Exercise details:
From the entries below, copy each line in which the word "UNIVERSITAS" occurs.

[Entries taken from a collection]

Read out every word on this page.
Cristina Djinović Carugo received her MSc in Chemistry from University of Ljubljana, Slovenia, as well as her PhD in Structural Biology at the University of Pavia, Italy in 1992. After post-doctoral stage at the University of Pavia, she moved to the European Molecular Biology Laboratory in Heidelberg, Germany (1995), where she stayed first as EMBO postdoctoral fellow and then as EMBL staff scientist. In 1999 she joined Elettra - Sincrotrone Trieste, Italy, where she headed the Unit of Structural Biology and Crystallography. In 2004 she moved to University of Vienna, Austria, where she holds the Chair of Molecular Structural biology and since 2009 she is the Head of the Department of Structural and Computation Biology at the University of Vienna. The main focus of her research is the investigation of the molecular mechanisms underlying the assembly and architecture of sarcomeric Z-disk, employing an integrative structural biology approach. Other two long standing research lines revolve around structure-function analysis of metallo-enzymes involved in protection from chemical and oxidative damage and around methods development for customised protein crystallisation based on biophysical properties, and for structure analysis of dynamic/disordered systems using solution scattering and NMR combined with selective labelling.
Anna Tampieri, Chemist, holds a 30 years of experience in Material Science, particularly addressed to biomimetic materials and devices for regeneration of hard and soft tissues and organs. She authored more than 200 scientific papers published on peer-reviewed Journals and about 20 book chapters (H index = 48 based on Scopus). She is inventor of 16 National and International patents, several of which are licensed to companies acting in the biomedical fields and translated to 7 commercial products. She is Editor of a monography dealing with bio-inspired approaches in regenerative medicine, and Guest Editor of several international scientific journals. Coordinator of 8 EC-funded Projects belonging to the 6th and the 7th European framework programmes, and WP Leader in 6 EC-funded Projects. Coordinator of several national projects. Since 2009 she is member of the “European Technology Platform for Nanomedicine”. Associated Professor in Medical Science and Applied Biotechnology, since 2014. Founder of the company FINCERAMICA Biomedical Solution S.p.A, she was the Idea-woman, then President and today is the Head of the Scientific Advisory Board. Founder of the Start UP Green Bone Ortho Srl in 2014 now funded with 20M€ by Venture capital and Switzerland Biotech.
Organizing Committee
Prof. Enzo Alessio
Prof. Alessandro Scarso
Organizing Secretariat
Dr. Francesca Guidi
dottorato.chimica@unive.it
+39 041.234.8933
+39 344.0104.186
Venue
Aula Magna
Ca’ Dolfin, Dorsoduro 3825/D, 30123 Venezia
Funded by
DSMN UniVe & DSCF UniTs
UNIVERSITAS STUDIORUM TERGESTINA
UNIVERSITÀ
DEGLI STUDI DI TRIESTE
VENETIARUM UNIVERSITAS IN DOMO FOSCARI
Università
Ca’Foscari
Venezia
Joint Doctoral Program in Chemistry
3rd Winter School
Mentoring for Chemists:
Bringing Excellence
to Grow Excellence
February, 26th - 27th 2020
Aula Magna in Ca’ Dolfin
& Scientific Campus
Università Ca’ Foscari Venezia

Task solution:
UNIVERSITAS STUDIORUM TERGESTINA
VENETIARUM UNIVERSITAS IN DOMO FOSCARI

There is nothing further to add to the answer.